◆ **Supplied passage**:

※

The results showed a “horrific disparity” between those who learned topics such as the Tudors (86.2%) and only those who studied the role of slavery in British industrialisation (9.9%).

Esmie told HuffPost UK studying a whitewashed history “felt like gaslighting”. “I knew that these things had happened, but I would go into school and be taught a different history that erased the contributions of my ancestors,” she said.

“It’s such a horrible thing to have happen to you – the systemic erasure of key parts of your identity. And not just your identity, but your lived experience – to be Black in this country is to suffer racism, and the roots of that racism lie in Britain’s history.

“So you experience all this inner turmoil, while the white kids around you are elevated and validated by this idea of Britain as a nation of intrepid and successful explorers who brought ‘civilisation’ to the ‘savages’ of the colonies.”

Both Esmie and Nell want to see a national history curriculum “where you can be taught both the contribution of famous historical figures to today’s world, but also highlight the oppression and slavery that made it all possible”.

If not, “Black kids will continue to feel gaslighted, lied to, and erased,” Esmie says. Their petition has so far received more than 200,000 signatures.

While activists such as the initiative The Black Curriculum work behind the scenes to decolonise the national curriculum, there are some teachers who are actively fighting for a more inclusive history education in their classrooms.

Ayca Sonmez has been teaching history for seven years at Acland Burghley School in Camden, north London. Her students are given lessons on the medieval history of African kingdoms, the Qing dynasty, Black Tudors, Black migration and the decolonisation of India.

One of her Year 10 students says by only focusing on British achievements and neglecting other cultures, many people in Britain “are not very educated when it comes to Black lives and Black achievements during history”.

“Black people have had many great achievements that have been significant to the world but yet we have learnt nothing about these in schools. For example, Mary Seacole, a Black nurse who saved many white lives during the Crimean War,” they said. 

Another Year 10 student stressed the “absolute necessity” to “awaken the world to how little so many people really know” about the “atrocities of racism”.

※

◆ **Activity list**:
- A) Copy the article on history teaching from "While activists such" to "decolonisation of India.", renaming "Camden" as "Hackney".
- B) Write what comes next in the article on history teaching, starting after its last sentence.
The rows that come after this are separate material from the article on history teaching.

◆ **Records**:

※

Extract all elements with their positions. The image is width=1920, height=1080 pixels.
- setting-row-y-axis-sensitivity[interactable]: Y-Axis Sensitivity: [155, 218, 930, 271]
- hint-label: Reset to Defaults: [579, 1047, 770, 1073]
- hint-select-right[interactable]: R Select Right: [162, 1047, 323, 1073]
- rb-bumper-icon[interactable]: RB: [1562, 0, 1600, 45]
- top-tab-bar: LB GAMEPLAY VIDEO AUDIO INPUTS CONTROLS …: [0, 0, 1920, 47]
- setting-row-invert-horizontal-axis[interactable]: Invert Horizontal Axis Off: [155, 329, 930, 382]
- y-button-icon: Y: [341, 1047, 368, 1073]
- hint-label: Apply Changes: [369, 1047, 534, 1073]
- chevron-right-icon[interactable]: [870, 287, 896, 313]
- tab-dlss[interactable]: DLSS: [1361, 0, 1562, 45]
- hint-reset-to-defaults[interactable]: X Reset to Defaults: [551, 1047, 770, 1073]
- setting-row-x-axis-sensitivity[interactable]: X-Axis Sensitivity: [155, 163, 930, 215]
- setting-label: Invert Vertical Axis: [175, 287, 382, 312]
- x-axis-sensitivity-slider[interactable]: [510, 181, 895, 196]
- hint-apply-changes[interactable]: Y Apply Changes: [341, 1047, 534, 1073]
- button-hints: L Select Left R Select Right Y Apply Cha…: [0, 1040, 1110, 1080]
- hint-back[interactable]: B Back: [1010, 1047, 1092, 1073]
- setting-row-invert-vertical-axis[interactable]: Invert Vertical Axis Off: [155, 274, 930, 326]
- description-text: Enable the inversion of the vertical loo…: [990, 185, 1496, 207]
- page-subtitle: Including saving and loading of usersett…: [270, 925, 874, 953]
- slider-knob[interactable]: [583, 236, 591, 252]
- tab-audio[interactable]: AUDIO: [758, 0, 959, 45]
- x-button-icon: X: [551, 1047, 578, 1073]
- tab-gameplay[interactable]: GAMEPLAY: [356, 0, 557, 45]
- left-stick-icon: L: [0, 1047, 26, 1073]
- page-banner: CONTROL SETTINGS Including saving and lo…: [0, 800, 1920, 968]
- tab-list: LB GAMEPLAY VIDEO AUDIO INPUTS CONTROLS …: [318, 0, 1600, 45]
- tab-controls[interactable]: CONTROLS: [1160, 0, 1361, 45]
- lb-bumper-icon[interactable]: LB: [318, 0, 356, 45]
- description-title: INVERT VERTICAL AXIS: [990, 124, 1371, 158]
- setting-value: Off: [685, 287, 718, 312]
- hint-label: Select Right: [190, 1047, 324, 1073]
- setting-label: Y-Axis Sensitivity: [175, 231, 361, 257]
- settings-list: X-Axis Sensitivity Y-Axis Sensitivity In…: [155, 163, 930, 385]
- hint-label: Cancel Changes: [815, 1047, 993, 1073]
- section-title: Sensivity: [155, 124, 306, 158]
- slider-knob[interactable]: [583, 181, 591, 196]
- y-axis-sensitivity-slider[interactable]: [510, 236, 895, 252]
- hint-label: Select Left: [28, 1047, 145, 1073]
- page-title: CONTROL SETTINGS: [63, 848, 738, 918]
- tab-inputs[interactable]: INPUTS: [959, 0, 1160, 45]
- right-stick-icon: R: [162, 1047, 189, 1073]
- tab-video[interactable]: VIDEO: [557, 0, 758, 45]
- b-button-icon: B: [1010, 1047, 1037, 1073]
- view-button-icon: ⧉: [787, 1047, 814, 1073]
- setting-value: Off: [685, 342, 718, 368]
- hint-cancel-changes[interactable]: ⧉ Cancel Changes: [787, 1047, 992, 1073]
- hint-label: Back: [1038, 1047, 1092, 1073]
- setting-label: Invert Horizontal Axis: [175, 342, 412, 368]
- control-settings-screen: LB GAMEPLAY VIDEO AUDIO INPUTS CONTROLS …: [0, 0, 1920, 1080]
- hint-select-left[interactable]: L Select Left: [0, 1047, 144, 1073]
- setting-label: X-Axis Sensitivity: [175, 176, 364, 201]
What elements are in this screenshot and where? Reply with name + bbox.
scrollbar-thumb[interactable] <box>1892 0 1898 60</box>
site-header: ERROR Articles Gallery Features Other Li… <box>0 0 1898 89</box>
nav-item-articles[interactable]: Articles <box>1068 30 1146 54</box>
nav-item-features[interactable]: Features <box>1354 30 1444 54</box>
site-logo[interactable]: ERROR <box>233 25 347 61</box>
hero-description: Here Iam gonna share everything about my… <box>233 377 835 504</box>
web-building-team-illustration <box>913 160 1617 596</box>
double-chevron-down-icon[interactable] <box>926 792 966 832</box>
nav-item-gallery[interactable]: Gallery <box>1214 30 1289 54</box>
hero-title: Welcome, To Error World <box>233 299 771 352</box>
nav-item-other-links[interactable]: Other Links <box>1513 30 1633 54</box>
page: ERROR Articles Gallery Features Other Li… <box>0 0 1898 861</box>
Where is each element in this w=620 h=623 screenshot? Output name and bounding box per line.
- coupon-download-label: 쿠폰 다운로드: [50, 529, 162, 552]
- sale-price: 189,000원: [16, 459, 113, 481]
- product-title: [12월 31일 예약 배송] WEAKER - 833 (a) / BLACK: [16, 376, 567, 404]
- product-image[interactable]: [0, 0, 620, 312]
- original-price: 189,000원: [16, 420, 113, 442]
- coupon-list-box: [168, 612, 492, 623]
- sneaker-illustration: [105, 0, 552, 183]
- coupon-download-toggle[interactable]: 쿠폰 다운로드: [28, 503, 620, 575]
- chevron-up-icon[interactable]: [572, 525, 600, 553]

※

◆ **Numbered responses**:
- A)
While activists such as the initiative The Black Curriculum work behind the scenes to decolonise the national curriculum, there are some teachers who are actively fighting for a more inclusive history education in their classrooms.

Ayca Sonmez has been teaching history for seven years at Acland Burghley School in Hackney, north London. Her students are given lessons on the medieval history of African kingdoms, the Qing dynasty, Black Tudors, Black migration and the decolonisation of India.

- B)
“What history we teach has a massive impact on students,” Sonmez told HuffPost UK. “We have a huge responsibility on how kids view the world and how they view themselves.

“If we only teach a specific strand of history and omit [other histories] from our classrooms, we are saying that these are the histories that should be remembered and that other histories are not relevant.”

As head of humanities at her school, she has pushed to “decentre dominant narratives and Eurocentric curricula” so students don’t leave school “with gaps in their knowledge” and instead can “think more deeply and critically about history and its impact”.

Professor Hakim Adi, the UK’s first-ever history professor of African heritage, points out that history is the third least popular subject for Black undergraduate students in the UK – behind veterinary science and agriculture.

″[Young Black people] are alienated from history because it’s presented in such a Eurocentric manner,” he told HuffPost UK. “This is reflected in school level, and then as a result there are very few Black academic historians, very few Black history teachers.”

In Sonmez’s classrooms, history is becoming an increasingly popular subject among BAME kids. “The response has been really positive,” she says. “They’re learning a new part of history that is engaging. They go home and tell their parents who are really interested because they didn’t learn [these parts of history] either.”

In 2013, Abdul Wahid returned to Sir John Cass Redcoat School – this time as a teacher. During that period of almost a decade, the school’s history syllabus had not changed – it was still “whitewashed and not fit for purpose”, he says.

He found himself once again sitting among Black and brown children in the school’s “Great Hall” listening to speeches about their founder’s so-called “philanthropy”. “It was hammered home to us to be grateful to [Sir John Cass].

“Now I think – what was all of that philanthropy built on?” he mused.